◆ SHORT TASK
Copy down every line where the string "ffffff" shows up.

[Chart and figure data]
* start *

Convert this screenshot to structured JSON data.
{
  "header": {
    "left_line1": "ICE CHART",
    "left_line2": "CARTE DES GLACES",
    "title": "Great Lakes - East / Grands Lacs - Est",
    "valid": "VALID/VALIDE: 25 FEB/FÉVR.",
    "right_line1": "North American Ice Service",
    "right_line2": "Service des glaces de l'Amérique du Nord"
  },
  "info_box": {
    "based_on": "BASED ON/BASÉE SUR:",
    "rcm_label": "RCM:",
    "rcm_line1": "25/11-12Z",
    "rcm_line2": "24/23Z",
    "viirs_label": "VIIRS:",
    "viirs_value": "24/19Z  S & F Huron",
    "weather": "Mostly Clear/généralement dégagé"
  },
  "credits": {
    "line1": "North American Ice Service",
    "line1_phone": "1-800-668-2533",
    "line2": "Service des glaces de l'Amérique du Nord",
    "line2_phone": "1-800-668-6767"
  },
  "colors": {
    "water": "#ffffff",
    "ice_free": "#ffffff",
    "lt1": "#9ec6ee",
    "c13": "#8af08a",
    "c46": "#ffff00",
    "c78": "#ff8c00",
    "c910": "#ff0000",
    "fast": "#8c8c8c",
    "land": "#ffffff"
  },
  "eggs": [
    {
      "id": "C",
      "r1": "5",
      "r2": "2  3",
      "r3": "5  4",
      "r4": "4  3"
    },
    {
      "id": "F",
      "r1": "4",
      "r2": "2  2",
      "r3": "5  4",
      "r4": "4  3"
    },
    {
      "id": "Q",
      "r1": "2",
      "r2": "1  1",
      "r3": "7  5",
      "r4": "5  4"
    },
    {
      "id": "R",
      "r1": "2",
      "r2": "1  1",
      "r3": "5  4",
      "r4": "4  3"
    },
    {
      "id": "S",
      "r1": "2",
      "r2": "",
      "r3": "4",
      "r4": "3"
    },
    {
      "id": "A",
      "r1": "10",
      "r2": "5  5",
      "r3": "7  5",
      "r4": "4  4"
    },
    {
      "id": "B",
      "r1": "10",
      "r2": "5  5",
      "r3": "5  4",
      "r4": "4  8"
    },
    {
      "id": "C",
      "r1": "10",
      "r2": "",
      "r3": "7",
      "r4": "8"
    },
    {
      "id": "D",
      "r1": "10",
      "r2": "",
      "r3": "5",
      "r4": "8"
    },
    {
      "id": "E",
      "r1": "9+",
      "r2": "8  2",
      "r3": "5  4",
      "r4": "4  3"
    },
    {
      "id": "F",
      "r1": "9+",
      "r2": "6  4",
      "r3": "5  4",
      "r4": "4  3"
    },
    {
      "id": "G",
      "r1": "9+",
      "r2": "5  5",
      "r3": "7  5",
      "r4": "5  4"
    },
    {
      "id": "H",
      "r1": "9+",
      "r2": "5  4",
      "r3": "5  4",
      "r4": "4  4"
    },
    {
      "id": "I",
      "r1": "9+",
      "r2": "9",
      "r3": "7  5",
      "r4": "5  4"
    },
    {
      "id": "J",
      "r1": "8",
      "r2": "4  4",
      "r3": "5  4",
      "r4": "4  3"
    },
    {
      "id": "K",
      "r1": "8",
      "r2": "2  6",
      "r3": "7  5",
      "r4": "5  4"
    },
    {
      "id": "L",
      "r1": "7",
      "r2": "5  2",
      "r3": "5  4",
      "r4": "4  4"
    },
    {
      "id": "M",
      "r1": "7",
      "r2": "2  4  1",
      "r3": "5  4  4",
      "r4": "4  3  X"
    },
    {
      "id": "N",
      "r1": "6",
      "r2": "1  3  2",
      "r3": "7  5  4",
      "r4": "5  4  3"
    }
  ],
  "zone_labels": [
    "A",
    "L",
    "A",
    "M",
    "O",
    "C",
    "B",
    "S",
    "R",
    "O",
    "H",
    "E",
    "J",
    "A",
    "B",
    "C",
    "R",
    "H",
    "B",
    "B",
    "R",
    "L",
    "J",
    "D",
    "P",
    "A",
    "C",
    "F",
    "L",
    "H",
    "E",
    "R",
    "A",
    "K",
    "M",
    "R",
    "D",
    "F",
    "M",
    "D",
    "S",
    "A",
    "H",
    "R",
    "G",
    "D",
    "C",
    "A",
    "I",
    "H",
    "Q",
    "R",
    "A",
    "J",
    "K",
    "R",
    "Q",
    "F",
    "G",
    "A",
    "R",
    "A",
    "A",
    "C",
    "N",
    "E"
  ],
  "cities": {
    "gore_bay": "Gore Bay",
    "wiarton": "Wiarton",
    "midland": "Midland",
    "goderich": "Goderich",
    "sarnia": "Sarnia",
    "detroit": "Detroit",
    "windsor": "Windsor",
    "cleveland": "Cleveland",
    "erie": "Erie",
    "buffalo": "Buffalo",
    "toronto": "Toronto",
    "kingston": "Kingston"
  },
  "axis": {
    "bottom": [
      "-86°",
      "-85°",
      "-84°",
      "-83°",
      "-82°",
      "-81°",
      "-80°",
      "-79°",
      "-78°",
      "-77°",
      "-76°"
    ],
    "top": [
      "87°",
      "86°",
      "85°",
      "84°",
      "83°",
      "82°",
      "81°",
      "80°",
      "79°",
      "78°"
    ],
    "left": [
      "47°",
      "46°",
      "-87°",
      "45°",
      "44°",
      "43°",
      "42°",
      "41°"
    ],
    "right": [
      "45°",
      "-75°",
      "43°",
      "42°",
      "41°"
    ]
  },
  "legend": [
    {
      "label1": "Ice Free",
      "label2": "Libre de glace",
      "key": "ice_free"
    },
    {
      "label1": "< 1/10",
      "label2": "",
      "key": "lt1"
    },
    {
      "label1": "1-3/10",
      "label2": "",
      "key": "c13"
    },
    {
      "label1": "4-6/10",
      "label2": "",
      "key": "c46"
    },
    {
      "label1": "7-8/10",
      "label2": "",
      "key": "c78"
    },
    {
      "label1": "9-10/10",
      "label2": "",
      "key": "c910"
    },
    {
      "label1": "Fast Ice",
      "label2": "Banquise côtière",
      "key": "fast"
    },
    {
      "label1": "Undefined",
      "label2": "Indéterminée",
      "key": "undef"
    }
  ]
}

* end *

◆ EXERCISE RESPONSE
    "water": "#ffffff",
    "ice_free": "#ffffff",
    "land": "#ffffff"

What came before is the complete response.